* Stated problem:
Look through the records below, and copy out every line that holds the string "integration".

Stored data
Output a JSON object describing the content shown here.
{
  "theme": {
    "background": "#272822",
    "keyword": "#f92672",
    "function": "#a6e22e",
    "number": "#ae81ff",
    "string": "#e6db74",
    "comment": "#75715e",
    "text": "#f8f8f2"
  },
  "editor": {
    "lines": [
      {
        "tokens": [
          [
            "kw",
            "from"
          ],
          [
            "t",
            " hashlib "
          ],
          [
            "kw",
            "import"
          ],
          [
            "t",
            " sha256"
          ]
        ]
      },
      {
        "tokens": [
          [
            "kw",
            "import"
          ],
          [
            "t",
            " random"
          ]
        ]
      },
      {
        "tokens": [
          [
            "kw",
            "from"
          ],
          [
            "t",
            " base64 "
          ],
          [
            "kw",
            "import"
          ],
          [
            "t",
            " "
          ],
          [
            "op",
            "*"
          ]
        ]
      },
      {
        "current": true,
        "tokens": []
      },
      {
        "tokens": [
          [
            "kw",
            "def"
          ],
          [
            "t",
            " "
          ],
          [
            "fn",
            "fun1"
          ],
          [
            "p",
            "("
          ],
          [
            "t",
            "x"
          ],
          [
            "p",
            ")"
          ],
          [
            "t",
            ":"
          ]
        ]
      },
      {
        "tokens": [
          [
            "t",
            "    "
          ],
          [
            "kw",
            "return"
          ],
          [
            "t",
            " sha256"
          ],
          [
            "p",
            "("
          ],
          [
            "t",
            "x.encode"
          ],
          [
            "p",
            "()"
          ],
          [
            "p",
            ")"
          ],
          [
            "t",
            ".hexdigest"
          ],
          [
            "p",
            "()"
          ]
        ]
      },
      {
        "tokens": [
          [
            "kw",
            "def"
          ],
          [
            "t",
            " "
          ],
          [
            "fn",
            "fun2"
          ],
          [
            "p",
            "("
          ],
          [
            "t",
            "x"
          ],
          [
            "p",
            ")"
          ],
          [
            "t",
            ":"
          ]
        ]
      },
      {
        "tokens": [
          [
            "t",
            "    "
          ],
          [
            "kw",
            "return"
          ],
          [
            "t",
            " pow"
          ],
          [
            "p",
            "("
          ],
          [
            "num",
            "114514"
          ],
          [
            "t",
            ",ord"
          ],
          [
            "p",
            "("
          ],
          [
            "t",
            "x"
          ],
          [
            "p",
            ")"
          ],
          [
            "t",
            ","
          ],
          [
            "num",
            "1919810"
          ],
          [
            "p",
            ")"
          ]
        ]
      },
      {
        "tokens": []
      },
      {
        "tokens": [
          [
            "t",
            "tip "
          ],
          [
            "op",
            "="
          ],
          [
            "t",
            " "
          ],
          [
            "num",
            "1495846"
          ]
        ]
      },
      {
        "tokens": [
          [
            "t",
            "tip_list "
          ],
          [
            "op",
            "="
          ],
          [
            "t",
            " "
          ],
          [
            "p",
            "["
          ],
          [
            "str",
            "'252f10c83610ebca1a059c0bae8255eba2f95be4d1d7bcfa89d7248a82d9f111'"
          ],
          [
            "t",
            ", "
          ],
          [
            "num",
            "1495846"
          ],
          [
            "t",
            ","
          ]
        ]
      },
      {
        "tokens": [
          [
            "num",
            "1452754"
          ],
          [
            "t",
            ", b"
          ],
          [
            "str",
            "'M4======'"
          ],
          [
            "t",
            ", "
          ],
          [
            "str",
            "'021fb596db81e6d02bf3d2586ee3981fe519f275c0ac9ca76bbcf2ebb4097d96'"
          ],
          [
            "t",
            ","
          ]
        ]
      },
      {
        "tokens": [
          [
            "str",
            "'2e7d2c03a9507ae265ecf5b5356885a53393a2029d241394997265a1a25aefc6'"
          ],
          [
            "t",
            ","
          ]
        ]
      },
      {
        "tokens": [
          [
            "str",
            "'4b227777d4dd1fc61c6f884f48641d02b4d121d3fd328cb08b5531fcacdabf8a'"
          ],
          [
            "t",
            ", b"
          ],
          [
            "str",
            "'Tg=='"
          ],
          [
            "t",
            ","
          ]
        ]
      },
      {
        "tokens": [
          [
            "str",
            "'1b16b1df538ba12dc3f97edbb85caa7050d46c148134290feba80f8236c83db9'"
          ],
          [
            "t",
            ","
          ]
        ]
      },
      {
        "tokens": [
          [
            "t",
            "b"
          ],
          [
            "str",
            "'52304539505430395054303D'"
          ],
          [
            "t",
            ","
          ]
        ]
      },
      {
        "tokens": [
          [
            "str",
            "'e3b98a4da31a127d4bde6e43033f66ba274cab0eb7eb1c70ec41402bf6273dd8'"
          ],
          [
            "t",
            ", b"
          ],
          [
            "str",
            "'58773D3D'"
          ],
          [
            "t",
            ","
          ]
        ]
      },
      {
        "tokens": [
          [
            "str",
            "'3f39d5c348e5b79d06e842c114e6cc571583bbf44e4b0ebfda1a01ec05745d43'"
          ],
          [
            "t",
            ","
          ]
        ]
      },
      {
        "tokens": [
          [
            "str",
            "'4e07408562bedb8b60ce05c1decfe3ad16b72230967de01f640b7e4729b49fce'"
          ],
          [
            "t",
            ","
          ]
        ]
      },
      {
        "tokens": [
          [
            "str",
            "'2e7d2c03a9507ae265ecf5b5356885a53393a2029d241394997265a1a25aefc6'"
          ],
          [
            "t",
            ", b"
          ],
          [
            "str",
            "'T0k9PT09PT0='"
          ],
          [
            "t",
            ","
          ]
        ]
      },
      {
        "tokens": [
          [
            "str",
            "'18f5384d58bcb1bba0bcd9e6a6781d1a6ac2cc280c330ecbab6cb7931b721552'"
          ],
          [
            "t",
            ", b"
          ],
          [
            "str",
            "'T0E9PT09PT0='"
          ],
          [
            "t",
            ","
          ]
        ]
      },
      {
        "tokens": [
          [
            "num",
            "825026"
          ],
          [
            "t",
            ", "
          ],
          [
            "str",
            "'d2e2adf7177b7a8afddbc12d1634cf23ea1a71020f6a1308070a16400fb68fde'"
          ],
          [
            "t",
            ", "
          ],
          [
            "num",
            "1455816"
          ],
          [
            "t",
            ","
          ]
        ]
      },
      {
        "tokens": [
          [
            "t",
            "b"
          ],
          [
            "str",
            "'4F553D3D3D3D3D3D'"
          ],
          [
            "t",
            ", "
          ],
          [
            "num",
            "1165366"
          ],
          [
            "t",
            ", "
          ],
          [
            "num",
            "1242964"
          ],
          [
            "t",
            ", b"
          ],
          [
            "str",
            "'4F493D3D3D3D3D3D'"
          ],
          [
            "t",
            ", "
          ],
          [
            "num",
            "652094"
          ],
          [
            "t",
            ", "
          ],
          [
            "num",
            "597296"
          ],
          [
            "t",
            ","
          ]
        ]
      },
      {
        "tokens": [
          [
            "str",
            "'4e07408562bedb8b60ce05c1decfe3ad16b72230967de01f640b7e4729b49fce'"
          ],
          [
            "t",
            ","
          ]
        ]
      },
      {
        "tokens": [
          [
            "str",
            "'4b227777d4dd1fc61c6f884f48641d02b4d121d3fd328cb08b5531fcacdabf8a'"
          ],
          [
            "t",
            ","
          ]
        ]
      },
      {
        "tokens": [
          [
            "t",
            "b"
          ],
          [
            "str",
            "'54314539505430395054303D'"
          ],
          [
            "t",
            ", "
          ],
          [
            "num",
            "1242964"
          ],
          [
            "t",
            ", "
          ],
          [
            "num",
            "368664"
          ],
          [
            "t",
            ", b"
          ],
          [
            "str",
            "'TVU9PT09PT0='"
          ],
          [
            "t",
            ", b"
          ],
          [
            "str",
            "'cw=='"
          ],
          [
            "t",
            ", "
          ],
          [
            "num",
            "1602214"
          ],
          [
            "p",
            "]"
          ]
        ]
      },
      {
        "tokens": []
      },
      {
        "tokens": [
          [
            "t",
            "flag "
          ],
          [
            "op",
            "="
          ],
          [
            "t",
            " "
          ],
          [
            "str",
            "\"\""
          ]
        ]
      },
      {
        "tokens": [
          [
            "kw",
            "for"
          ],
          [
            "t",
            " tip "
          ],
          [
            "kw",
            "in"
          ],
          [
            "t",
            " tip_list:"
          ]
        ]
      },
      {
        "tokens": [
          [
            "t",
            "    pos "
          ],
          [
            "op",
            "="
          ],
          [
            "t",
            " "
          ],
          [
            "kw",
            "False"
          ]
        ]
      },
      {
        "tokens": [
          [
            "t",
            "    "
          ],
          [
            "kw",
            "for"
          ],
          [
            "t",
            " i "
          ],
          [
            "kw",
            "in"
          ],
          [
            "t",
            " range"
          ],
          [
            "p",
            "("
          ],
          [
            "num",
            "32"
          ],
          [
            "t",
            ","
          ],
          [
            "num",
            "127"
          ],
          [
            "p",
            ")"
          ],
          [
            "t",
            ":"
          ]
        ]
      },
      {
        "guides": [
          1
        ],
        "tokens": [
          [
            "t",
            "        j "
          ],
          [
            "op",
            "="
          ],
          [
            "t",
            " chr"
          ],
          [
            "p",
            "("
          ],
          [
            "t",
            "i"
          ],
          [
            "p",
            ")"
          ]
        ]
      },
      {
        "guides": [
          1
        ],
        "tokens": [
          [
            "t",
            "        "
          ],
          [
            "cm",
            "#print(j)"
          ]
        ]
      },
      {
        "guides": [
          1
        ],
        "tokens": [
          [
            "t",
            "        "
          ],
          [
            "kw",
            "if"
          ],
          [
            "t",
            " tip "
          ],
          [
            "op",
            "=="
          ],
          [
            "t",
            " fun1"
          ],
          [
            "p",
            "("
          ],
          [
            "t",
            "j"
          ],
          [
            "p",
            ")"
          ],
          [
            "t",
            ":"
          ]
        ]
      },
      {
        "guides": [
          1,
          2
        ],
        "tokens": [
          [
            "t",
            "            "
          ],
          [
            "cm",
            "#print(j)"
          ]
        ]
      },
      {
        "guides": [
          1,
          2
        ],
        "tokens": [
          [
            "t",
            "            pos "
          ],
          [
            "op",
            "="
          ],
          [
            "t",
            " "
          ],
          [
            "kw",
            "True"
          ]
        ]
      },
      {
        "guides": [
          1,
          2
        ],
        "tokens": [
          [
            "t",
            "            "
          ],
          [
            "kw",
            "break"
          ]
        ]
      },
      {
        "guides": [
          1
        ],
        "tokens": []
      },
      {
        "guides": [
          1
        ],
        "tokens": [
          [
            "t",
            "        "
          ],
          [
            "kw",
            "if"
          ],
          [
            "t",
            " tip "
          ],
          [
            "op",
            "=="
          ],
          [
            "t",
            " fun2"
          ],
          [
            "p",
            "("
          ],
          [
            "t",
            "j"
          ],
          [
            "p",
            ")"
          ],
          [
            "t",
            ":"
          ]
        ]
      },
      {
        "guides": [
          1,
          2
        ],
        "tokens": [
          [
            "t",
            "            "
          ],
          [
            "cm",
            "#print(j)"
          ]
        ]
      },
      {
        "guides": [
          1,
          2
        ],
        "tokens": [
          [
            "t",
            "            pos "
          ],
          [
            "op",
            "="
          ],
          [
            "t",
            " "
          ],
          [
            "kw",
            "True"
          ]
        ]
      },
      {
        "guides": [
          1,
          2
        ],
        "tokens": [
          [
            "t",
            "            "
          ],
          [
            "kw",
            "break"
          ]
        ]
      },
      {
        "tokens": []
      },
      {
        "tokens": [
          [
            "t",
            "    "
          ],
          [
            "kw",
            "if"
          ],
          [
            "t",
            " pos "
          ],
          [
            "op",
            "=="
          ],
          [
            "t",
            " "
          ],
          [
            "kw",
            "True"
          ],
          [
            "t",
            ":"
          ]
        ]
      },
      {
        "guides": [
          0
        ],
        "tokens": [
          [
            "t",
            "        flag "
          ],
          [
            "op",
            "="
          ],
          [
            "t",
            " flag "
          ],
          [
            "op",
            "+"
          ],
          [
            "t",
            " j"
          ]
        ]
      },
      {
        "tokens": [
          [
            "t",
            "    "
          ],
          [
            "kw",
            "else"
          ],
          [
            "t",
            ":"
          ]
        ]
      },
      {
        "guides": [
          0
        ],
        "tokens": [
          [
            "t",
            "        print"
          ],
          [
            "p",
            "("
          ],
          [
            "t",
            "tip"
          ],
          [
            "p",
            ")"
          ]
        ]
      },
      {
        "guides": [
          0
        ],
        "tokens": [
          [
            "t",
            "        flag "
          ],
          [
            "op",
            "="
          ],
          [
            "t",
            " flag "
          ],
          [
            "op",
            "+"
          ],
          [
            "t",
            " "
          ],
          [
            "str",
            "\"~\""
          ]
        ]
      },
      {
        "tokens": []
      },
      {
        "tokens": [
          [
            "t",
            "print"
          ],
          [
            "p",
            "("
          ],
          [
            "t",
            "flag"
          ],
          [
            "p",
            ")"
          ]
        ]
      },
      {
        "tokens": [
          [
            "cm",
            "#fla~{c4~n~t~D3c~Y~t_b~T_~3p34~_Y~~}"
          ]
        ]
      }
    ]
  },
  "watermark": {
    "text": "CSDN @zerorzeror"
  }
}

...

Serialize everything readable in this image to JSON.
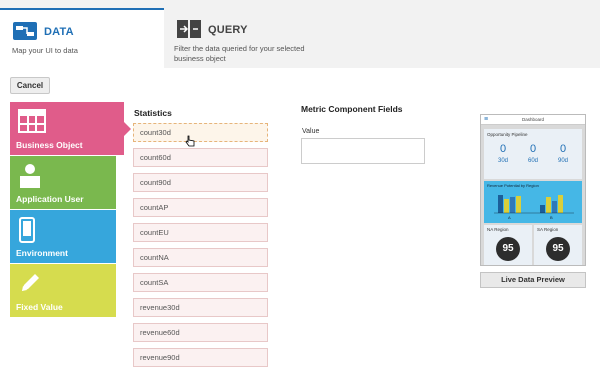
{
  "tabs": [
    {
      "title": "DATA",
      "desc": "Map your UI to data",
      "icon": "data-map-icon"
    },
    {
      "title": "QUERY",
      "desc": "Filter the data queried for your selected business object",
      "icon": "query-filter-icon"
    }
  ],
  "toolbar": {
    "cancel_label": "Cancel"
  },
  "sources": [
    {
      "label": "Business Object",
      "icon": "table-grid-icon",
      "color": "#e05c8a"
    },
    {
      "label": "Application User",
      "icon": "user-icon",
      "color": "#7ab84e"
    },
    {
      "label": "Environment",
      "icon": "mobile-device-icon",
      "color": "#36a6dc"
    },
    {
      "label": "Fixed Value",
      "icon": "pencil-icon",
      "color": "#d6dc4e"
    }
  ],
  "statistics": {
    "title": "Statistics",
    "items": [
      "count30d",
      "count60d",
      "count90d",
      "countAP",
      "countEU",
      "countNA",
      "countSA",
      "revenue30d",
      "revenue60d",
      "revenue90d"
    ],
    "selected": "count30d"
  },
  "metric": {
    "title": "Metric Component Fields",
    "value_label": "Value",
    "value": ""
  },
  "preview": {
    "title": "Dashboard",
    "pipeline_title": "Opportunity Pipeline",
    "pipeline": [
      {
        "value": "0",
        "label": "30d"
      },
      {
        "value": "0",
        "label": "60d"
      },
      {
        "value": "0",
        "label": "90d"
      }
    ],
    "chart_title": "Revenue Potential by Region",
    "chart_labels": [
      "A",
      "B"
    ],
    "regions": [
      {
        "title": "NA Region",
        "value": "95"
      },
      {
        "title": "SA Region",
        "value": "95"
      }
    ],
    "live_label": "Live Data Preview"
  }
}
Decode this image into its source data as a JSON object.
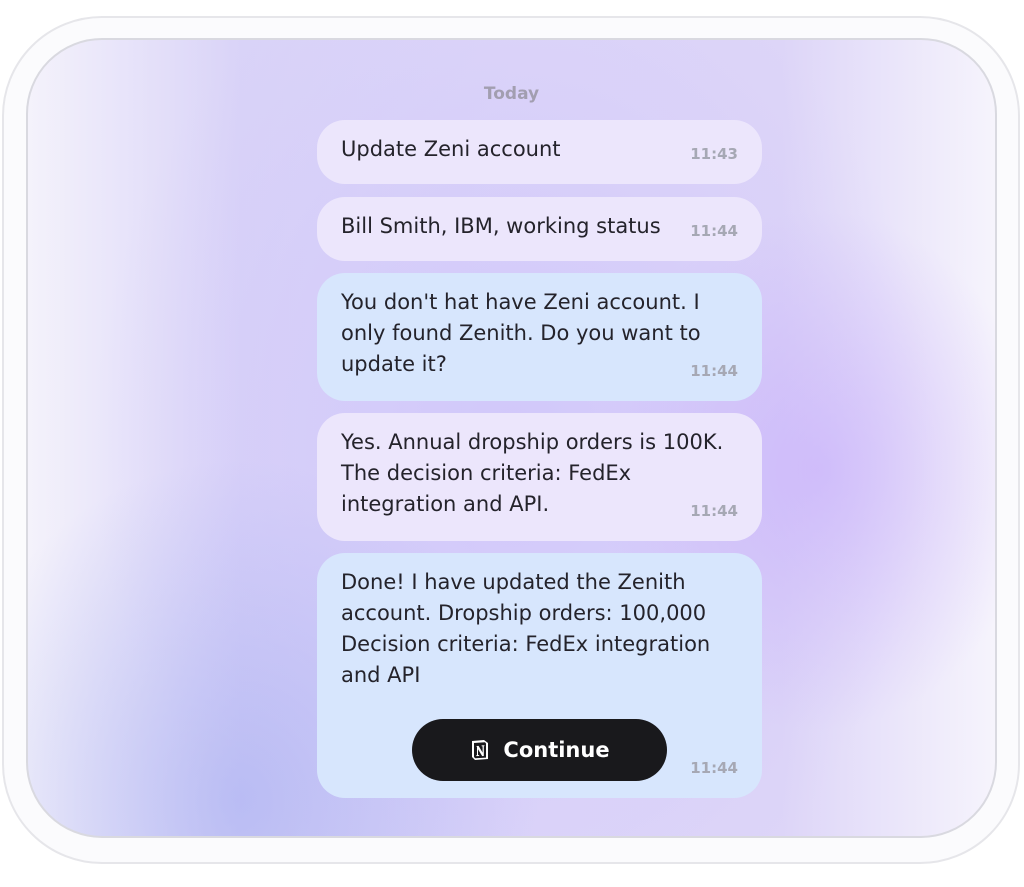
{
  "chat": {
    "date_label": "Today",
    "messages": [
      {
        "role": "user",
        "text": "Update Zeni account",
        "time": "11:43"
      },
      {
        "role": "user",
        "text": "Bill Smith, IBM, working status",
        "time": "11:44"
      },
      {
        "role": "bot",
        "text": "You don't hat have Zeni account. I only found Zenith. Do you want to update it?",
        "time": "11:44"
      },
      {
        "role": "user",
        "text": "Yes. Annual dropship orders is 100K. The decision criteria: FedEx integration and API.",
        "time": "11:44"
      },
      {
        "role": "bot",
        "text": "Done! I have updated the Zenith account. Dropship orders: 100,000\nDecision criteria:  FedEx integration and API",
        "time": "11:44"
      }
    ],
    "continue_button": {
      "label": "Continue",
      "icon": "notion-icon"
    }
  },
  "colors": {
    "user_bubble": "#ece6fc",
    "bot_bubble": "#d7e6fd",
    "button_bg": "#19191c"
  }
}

* * *

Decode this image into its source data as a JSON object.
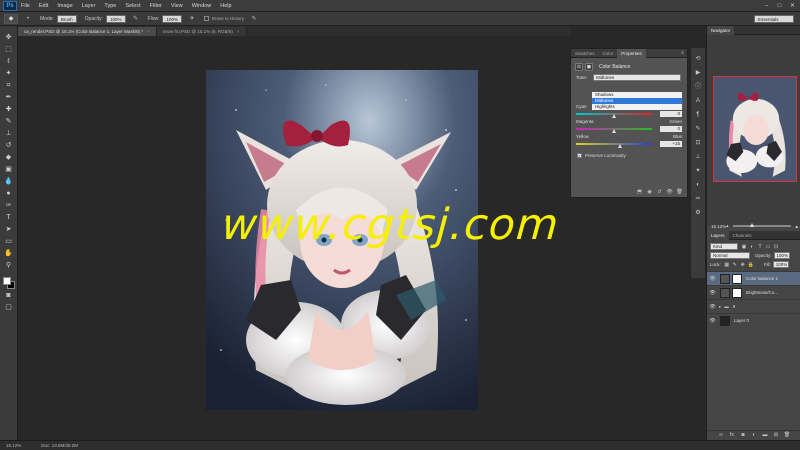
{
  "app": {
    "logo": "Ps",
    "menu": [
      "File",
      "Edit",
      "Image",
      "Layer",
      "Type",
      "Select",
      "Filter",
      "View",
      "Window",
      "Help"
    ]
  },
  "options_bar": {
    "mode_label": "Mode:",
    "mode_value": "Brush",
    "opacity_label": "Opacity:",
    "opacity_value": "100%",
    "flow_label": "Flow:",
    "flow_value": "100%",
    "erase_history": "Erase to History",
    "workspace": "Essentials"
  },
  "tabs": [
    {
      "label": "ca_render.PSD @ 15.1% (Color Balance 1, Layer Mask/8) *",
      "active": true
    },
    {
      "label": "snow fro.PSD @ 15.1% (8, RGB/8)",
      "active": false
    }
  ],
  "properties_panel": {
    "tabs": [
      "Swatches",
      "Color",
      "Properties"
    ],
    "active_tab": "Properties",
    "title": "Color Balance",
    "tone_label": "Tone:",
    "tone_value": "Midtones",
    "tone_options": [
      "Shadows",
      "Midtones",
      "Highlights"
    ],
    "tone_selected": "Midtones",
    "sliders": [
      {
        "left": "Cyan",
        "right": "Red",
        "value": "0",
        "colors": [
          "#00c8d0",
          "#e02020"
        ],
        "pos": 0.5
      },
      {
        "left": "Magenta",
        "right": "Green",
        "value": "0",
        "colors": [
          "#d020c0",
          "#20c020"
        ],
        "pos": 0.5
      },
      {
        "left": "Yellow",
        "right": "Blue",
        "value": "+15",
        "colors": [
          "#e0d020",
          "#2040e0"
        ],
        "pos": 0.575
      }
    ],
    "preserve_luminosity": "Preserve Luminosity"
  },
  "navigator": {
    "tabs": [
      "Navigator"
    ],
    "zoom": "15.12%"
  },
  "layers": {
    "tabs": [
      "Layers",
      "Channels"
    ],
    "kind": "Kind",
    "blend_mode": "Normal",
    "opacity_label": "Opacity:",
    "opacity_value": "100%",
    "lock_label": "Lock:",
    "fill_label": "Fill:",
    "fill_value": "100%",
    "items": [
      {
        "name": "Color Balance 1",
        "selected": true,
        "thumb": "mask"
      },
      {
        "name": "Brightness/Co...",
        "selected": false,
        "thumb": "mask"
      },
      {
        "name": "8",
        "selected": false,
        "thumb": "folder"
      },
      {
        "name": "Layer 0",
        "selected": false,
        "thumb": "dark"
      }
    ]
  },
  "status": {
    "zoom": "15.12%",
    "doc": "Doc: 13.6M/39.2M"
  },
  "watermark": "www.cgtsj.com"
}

* Result of this task:
        "text": "Yes. Annual dropship orders is 100K. The decision criteria: FedEx integration and API.",
        "text": "Done! I have updated the Zenith account. Dropship orders: 100,000\nDecision criteria:  FedEx integration and API",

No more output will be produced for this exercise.